--- What you will do ---
When you come to a picture, pass over it, and set down the entries below exactly.

(Stored items)
____
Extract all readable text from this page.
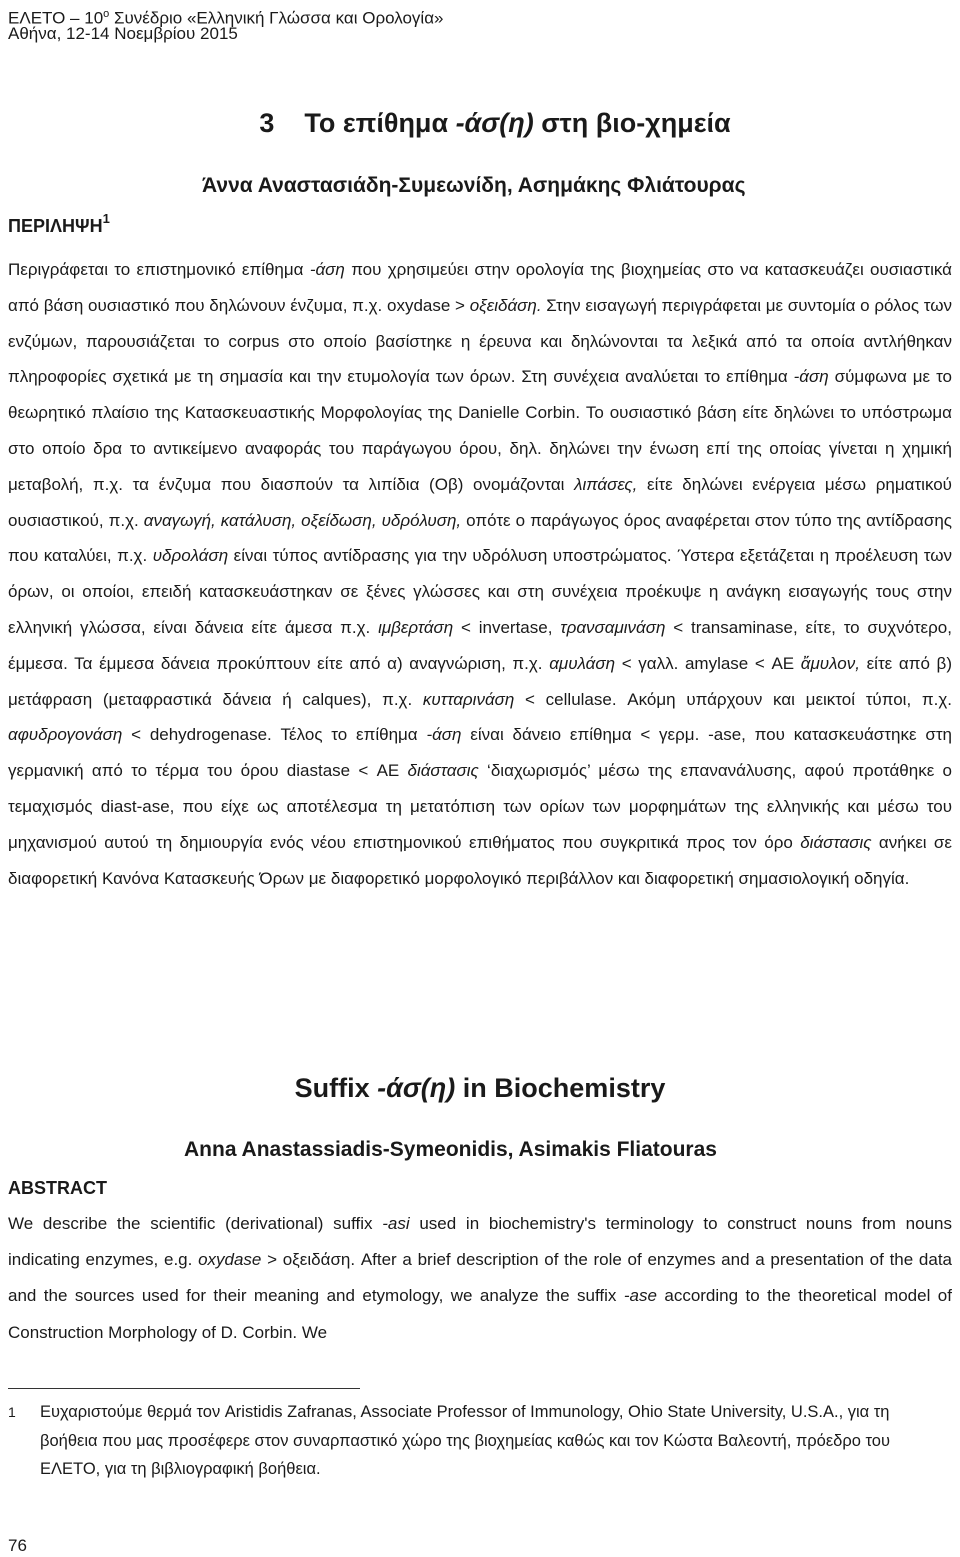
ΕΛΕΤΟ – $10^o$ Συνέδριο «Ελληνική Γλώσσα και Ορολογία»
Αθήνα, 12-14 Νοεμβρίου 2015
3 Το επίθημα -άσ(η) στη βιο-χημεία
Άννα Αναστασιάδη-Συμεωνίδη, Ασημάκης Φλιάτουρας
ΠΕΡΙΛΗΨΗ$^1$
Περιγράφεται το επιστημονικό επίθημα -άση που χρησιμεύει στην ορολογία της βιοχημείας στο να κατασκευάζει ουσιαστικά από βάση ουσιαστικό που δηλώνουν ένζυμα, π.χ. oxydase > οξειδάση. Στην εισαγωγή περιγράφεται με συντομία ο ρόλος των ενζύμων, παρουσιάζεται το corpus στο οποίο βασίστηκε η έρευνα και δηλώνονται τα λεξικά από τα οποία αντλήθηκαν πληροφορίες σχετικά με τη σημασία και την ετυμολογία των όρων. Στη συνέχεια αναλύεται το επίθημα -άση σύμφωνα με το θεωρητικό πλαίσιο της Κατασκευαστικής Μορφολογίας της Danielle Corbin. Το ουσιαστικό βάση είτε δηλώνει το υπόστρωμα στο οποίο δρα το αντικείμενο αναφοράς του παράγωγου όρου, δηλ. δηλώνει την ένωση επί της οποίας γίνεται η χημική μεταβολή, π.χ. τα ένζυμα που διασπούν τα λιπίδια (Οβ) ονομάζονται λιπάσες, είτε δηλώνει ενέργεια μέσω ρηματικού ουσιαστικού, π.χ. αναγωγή, κατάλυση, οξείδωση, υδρόλυση, οπότε ο παράγωγος όρος αναφέρεται στον τύπο της αντίδρασης που καταλύει, π.χ. υδρολάση είναι τύπος αντίδρασης για την υδρόλυση υποστρώματος. Ύστερα εξετάζεται η προέλευση των όρων, οι οποίοι, επειδή κατασκευάστηκαν σε ξένες γλώσσες και στη συνέχεια προέκυψε η ανάγκη εισαγωγής τους στην ελληνική γλώσσα, είναι δάνεια είτε άμεσα π.χ. ιμβερτάση < invertase, τρανσαμινάση < transaminase, είτε, το συχνότερο, έμμεσα. Τα έμμεσα δάνεια προκύπτουν είτε από α) αναγνώριση, π.χ. αμυλάση < γαλλ. amylase < ΑΕ ἄμυλον, είτε από β) μετάφραση (μεταφραστικά δάνεια ή calques), π.χ. κυτταρινάση < cellulase. Ακόμη υπάρχουν και μεικτοί τύποι, π.χ. αφυδρογονάση < dehydrogenase. Τέλος το επίθημα -άση είναι δάνειο επίθημα < γερμ. -ase, που κατασκευάστηκε στη γερμανική από το τέρμα του όρου diastase < ΑΕ διάστασις ‘διαχωρισμός’ μέσω της επανανάλυσης, αφού προτάθηκε ο τεμαχισμός diast-ase, που είχε ως αποτέλεσμα τη μετατόπιση των ορίων των μορφημάτων της ελληνικής και μέσω του μηχανισμού αυτού τη δημιουργία ενός νέου επιστημονικού επιθήματος που συγκριτικά προς τον όρο διάστασις ανήκει σε διαφορετική Κανόνα Κατασκευής Όρων με διαφορετικό μορφολογικό περιβάλλον και διαφορετική σημασιολογική οδηγία.
Suffix -άσ(η) in Biochemistry
Anna Anastassiadis-Symeonidis, Asimakis Fliatouras
ABSTRACT
We describe the scientific (derivational) suffix -asi used in biochemistry's terminology to construct nouns from nouns indicating enzymes, e.g. oxydase > οξειδάση. After a brief description of the role of enzymes and a presentation of the data and the sources used for their meaning and etymology, we analyze the suffix -ase according to the theoretical model of Construction Morphology of D. Corbin. We
1 Ευχαριστούμε θερμά τον Aristidis Zafranas, Associate Professor of Immunology, Ohio State University, U.S.A., για τη βοήθεια που μας προσέφερε στον συναρπαστικό χώρο της βιοχημείας καθώς και τον Κώστα Βαλεοντή, πρόεδρο του ΕΛΕΤΟ, για τη βιβλιογραφική βοήθεια.
76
____
--- Result ---
Extract all readable text from this page.
ΕΛΕΤΟ – $10^o$ Συνέδριο «Ελληνική Γλώσσα και Ορολογία»
Αθήνα, 12-14 Νοεμβρίου 2015
3 Το επίθημα -άσ(η) στη βιο-χημεία
Άννα Αναστασιάδη-Συμεωνίδη, Ασημάκης Φλιάτουρας
ΠΕΡΙΛΗΨΗ$^1$
Περιγράφεται το επιστημονικό επίθημα -άση που χρησιμεύει στην ορολογία της βιοχημείας στο να κατασκευάζει ουσιαστικά από βάση ουσιαστικό που δηλώνουν ένζυμα, π.χ. oxydase > οξειδάση. Στην εισαγωγή περιγράφεται με συντομία ο ρόλος των ενζύμων, παρουσιάζεται το corpus στο οποίο βασίστηκε η έρευνα και δηλώνονται τα λεξικά από τα οποία αντλήθηκαν πληροφορίες σχετικά με τη σημασία και την ετυμολογία των όρων. Στη συνέχεια αναλύεται το επίθημα -άση σύμφωνα με το θεωρητικό πλαίσιο της Κατασκευαστικής Μορφολογίας της Danielle Corbin. Το ουσιαστικό βάση είτε δηλώνει το υπόστρωμα στο οποίο δρα το αντικείμενο αναφοράς του παράγωγου όρου, δηλ. δηλώνει την ένωση επί της οποίας γίνεται η χημική μεταβολή, π.χ. τα ένζυμα που διασπούν τα λιπίδια (Οβ) ονομάζονται λιπάσες, είτε δηλώνει ενέργεια μέσω ρηματικού ουσιαστικού, π.χ. αναγωγή, κατάλυση, οξείδωση, υδρόλυση, οπότε ο παράγωγος όρος αναφέρεται στον τύπο της αντίδρασης που καταλύει, π.χ. υδρολάση είναι τύπος αντίδρασης για την υδρόλυση υποστρώματος. Ύστερα εξετάζεται η προέλευση των όρων, οι οποίοι, επειδή κατασκευάστηκαν σε ξένες γλώσσες και στη συνέχεια προέκυψε η ανάγκη εισαγωγής τους στην ελληνική γλώσσα, είναι δάνεια είτε άμεσα π.χ. ιμβερτάση < invertase, τρανσαμινάση < transaminase, είτε, το συχνότερο, έμμεσα. Τα έμμεσα δάνεια προκύπτουν είτε από α) αναγνώριση, π.χ. αμυλάση < γαλλ. amylase < ΑΕ ἄμυλον, είτε από β) μετάφραση (μεταφραστικά δάνεια ή calques), π.χ. κυτταρινάση < cellulase. Ακόμη υπάρχουν και μεικτοί τύποι, π.χ. αφυδρογονάση < dehydrogenase. Τέλος το επίθημα -άση είναι δάνειο επίθημα < γερμ. -ase, που κατασκευάστηκε στη γερμανική από το τέρμα του όρου diastase < ΑΕ διάστασις ‘διαχωρισμός’ μέσω της επανανάλυσης, αφού προτάθηκε ο τεμαχισμός diast-ase, που είχε ως αποτέλεσμα τη μετατόπιση των ορίων των μορφημάτων της ελληνικής και μέσω του μηχανισμού αυτού τη δημιουργία ενός νέου επιστημονικού επιθήματος που συγκριτικά προς τον όρο διάστασις ανήκει σε διαφορετική Κανόνα Κατασκευής Όρων με διαφορετικό μορφολογικό περιβάλλον και διαφορετική σημασιολογική οδηγία.
Suffix -άσ(η) in Biochemistry
Anna Anastassiadis-Symeonidis, Asimakis Fliatouras
ABSTRACT
We describe the scientific (derivational) suffix -asi used in biochemistry's terminology to construct nouns from nouns indicating enzymes, e.g. oxydase > οξειδάση. After a brief description of the role of enzymes and a presentation of the data and the sources used for their meaning and etymology, we analyze the suffix -ase according to the theoretical model of Construction Morphology of D. Corbin. We
1 Ευχαριστούμε θερμά τον Aristidis Zafranas, Associate Professor of Immunology, Ohio State University, U.S.A., για τη βοήθεια που μας προσέφερε στον συναρπαστικό χώρο της βιοχημείας καθώς και τον Κώστα Βαλεοντή, πρόεδρο του ΕΛΕΤΟ, για τη βιβλιογραφική βοήθεια.
76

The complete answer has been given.